TASK TO CARRY OUT:
Exactly as they appear, output all of the records. Skip any images.

DATA SHOWN:

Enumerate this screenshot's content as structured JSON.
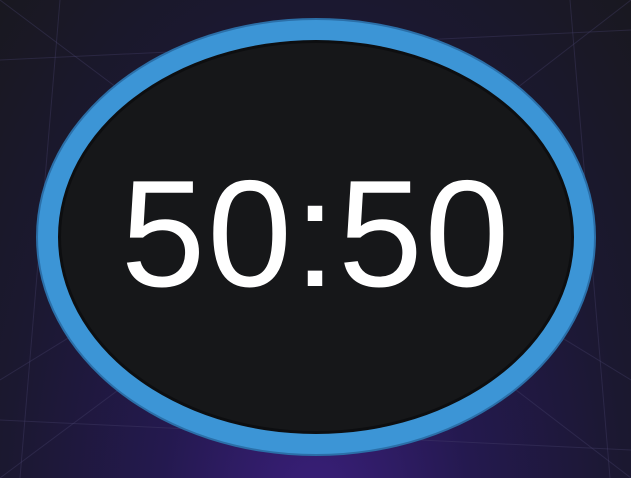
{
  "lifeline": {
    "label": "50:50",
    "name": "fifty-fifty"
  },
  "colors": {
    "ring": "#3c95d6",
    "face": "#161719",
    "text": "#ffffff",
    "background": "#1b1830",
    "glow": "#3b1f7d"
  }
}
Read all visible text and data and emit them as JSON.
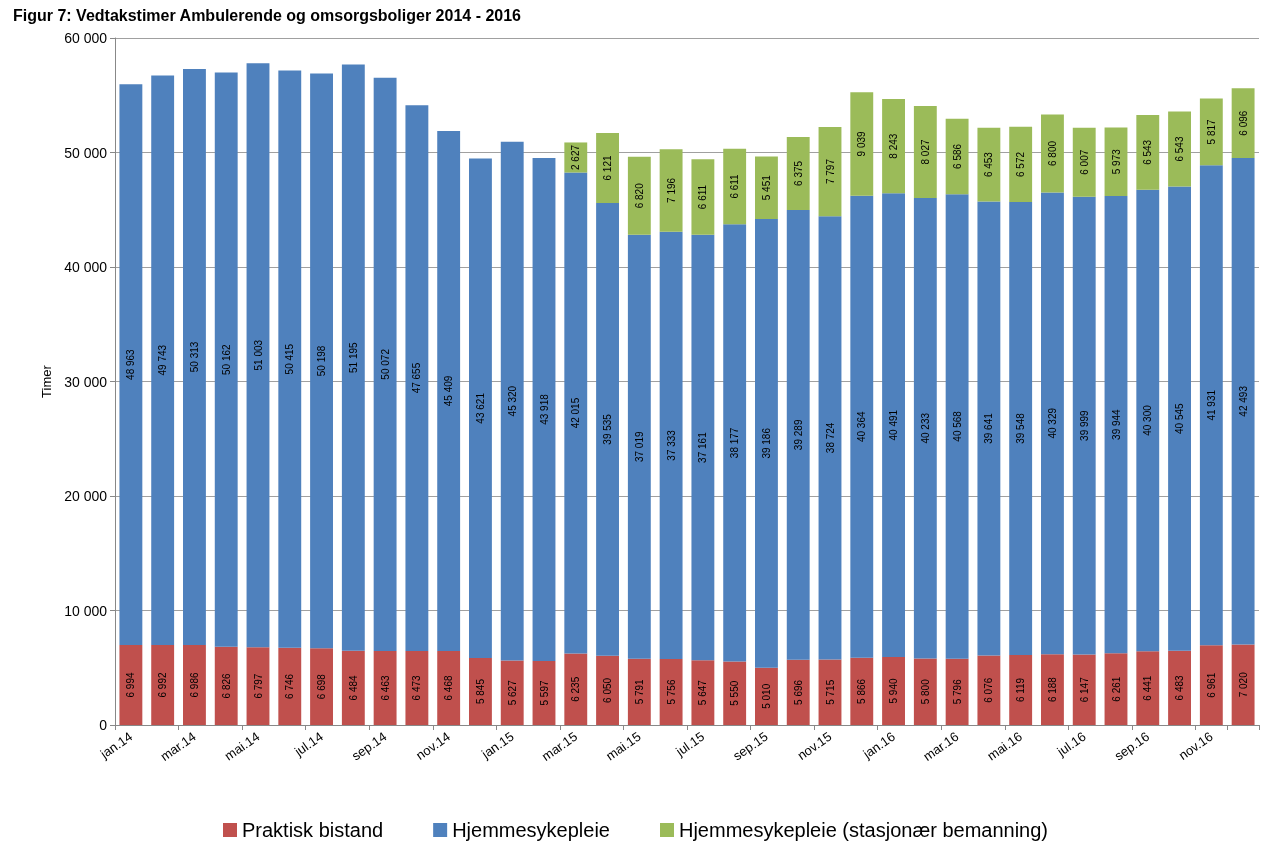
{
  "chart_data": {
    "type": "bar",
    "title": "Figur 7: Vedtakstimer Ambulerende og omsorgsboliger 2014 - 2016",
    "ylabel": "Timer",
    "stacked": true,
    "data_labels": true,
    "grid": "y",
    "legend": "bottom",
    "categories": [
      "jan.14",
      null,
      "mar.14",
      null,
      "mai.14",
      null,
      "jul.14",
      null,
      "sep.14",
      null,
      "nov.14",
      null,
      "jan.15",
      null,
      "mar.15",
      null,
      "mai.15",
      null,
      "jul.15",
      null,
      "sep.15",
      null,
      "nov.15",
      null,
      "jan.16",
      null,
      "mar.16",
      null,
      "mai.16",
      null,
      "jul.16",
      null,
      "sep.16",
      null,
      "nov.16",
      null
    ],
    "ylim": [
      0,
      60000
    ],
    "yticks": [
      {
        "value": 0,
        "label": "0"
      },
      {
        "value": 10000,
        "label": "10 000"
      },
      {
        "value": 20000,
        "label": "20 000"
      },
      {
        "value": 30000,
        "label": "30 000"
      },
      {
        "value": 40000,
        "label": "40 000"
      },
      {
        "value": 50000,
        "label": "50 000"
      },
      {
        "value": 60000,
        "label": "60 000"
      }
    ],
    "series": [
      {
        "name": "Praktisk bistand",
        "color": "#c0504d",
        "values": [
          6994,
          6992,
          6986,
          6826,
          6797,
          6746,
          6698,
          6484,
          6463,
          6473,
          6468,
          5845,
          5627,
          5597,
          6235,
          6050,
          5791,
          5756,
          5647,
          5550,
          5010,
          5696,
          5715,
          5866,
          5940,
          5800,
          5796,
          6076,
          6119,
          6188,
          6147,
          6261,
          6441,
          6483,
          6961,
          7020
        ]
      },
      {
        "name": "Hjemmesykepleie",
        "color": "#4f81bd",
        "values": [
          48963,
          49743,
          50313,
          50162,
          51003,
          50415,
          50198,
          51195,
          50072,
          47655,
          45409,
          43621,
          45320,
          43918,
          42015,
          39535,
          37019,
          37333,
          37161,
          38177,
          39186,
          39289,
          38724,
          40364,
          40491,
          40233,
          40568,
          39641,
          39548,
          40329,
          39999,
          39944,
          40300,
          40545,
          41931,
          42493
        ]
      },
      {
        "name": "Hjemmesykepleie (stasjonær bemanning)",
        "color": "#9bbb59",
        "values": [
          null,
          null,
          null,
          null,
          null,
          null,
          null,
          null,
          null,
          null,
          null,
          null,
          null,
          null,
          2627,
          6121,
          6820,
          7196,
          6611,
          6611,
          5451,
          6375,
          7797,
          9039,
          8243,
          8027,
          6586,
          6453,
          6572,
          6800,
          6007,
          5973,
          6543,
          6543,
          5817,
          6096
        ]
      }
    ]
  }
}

ANSWER IN FULL:
Enumerate this screenshot's content as structured JSON.
{
  "lifeline": {
    "label": "50:50",
    "name": "fifty-fifty"
  },
  "colors": {
    "ring": "#3c95d6",
    "face": "#161719",
    "text": "#ffffff",
    "background": "#1b1830",
    "glow": "#3b1f7d"
  }
}
Read all visible text and data and emit them as JSON.
{
  "chart_data": {
    "type": "bar",
    "title": "Figur 7: Vedtakstimer Ambulerende og omsorgsboliger 2014 - 2016",
    "ylabel": "Timer",
    "stacked": true,
    "data_labels": true,
    "grid": "y",
    "legend": "bottom",
    "categories": [
      "jan.14",
      null,
      "mar.14",
      null,
      "mai.14",
      null,
      "jul.14",
      null,
      "sep.14",
      null,
      "nov.14",
      null,
      "jan.15",
      null,
      "mar.15",
      null,
      "mai.15",
      null,
      "jul.15",
      null,
      "sep.15",
      null,
      "nov.15",
      null,
      "jan.16",
      null,
      "mar.16",
      null,
      "mai.16",
      null,
      "jul.16",
      null,
      "sep.16",
      null,
      "nov.16",
      null
    ],
    "ylim": [
      0,
      60000
    ],
    "yticks": [
      {
        "value": 0,
        "label": "0"
      },
      {
        "value": 10000,
        "label": "10 000"
      },
      {
        "value": 20000,
        "label": "20 000"
      },
      {
        "value": 30000,
        "label": "30 000"
      },
      {
        "value": 40000,
        "label": "40 000"
      },
      {
        "value": 50000,
        "label": "50 000"
      },
      {
        "value": 60000,
        "label": "60 000"
      }
    ],
    "series": [
      {
        "name": "Praktisk bistand",
        "color": "#c0504d",
        "values": [
          6994,
          6992,
          6986,
          6826,
          6797,
          6746,
          6698,
          6484,
          6463,
          6473,
          6468,
          5845,
          5627,
          5597,
          6235,
          6050,
          5791,
          5756,
          5647,
          5550,
          5010,
          5696,
          5715,
          5866,
          5940,
          5800,
          5796,
          6076,
          6119,
          6188,
          6147,
          6261,
          6441,
          6483,
          6961,
          7020
        ]
      },
      {
        "name": "Hjemmesykepleie",
        "color": "#4f81bd",
        "values": [
          48963,
          49743,
          50313,
          50162,
          51003,
          50415,
          50198,
          51195,
          50072,
          47655,
          45409,
          43621,
          45320,
          43918,
          42015,
          39535,
          37019,
          37333,
          37161,
          38177,
          39186,
          39289,
          38724,
          40364,
          40491,
          40233,
          40568,
          39641,
          39548,
          40329,
          39999,
          39944,
          40300,
          40545,
          41931,
          42493
        ]
      },
      {
        "name": "Hjemmesykepleie (stasjonær bemanning)",
        "color": "#9bbb59",
        "values": [
          null,
          null,
          null,
          null,
          null,
          null,
          null,
          null,
          null,
          null,
          null,
          null,
          null,
          null,
          2627,
          6121,
          6820,
          7196,
          6611,
          6611,
          5451,
          6375,
          7797,
          9039,
          8243,
          8027,
          6586,
          6453,
          6572,
          6800,
          6007,
          5973,
          6543,
          6543,
          5817,
          6096
        ]
      }
    ]
  }
}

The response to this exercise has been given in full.